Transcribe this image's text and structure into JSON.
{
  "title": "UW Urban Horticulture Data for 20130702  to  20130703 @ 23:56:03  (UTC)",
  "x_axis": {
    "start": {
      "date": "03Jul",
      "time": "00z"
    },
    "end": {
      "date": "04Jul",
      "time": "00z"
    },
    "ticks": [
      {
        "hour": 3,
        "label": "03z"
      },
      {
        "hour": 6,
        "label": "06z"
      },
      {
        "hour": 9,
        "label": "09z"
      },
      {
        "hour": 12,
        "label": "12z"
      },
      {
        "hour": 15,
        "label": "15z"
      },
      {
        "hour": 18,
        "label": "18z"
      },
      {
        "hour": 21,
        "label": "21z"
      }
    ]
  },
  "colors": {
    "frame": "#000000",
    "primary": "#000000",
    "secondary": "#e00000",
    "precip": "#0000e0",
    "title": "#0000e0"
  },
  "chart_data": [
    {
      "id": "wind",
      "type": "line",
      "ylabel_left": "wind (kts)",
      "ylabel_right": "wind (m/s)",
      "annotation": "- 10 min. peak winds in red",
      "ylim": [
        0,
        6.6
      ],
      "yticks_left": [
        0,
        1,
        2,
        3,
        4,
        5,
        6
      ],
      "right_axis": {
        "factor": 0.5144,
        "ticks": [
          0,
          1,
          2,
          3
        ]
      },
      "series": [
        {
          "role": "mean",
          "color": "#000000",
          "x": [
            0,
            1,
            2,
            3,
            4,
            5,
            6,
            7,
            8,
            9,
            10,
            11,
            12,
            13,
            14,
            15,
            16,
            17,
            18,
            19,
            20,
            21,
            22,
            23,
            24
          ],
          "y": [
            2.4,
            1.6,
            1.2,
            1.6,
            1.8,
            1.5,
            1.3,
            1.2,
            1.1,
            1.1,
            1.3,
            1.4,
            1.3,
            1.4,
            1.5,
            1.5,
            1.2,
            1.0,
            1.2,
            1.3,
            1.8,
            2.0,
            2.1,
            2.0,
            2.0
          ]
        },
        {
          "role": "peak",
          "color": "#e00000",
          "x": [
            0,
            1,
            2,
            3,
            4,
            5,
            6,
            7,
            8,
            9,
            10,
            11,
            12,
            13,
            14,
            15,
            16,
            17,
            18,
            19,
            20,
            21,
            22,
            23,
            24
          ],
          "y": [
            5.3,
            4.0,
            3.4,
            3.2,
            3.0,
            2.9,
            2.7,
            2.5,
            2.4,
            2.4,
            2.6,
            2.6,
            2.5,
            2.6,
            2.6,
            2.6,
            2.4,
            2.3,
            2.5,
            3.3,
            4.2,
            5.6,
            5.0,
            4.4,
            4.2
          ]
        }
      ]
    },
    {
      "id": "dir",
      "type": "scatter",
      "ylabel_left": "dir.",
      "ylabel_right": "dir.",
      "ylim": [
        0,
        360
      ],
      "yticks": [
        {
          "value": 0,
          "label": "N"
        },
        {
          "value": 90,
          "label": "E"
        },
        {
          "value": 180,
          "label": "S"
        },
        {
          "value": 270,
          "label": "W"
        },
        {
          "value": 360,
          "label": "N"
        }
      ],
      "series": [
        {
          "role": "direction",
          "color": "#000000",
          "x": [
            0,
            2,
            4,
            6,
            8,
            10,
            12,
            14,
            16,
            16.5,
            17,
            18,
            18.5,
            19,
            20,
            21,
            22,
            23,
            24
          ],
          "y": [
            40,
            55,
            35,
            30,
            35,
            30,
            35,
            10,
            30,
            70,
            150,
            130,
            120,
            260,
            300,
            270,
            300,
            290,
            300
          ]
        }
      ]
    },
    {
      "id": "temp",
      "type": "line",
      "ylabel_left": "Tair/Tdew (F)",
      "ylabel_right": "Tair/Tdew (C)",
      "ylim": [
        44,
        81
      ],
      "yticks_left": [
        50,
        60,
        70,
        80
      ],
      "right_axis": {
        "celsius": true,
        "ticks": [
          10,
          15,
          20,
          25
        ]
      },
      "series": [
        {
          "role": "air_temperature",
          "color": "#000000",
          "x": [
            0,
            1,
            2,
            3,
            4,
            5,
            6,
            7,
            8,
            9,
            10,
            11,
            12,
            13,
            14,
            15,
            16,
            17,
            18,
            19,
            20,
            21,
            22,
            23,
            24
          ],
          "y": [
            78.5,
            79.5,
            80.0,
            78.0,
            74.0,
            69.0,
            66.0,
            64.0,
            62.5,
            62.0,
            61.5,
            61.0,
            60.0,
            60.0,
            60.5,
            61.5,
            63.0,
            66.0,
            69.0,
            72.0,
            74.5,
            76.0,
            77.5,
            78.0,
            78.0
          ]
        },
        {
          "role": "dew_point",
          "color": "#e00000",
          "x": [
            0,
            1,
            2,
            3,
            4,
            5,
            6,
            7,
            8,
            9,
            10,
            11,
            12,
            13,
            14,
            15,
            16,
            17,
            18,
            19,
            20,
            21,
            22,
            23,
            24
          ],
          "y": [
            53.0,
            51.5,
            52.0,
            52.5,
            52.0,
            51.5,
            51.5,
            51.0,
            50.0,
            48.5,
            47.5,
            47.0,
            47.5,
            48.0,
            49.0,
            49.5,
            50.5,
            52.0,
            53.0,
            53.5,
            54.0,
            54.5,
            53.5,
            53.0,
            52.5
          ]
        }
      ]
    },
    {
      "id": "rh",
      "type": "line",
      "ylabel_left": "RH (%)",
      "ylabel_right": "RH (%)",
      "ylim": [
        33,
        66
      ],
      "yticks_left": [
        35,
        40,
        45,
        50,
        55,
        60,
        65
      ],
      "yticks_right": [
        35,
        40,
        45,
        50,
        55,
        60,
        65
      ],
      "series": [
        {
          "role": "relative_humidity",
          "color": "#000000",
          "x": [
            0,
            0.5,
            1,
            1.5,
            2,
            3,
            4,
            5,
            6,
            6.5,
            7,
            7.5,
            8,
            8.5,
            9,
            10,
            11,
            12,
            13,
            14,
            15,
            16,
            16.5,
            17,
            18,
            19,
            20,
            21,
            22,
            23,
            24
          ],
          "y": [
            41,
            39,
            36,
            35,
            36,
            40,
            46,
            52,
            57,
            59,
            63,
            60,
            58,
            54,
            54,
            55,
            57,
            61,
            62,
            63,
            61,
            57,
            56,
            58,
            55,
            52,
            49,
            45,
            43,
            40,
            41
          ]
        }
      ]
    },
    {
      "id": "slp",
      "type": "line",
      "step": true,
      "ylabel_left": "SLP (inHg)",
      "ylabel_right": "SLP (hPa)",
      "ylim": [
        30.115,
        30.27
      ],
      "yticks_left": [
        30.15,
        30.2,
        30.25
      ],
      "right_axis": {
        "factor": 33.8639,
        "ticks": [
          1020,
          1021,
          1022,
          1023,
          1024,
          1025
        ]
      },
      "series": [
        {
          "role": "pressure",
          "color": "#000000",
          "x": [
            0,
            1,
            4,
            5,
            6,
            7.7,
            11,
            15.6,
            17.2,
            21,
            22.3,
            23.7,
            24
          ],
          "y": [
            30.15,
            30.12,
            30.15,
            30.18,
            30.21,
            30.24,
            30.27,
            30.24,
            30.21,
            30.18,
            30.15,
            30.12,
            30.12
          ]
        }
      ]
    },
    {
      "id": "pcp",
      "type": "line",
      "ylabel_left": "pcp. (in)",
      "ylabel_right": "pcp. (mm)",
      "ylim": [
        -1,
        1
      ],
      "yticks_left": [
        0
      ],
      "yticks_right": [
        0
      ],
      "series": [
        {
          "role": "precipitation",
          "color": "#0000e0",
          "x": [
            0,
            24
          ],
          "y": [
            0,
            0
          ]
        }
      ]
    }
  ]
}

* * * *

Work to be completed: In the records above, find each line holding "value" and copy it.

Complete response:
          "value": 0,
          "value": 90,
          "value": 180,
          "value": 270,
          "value": 360,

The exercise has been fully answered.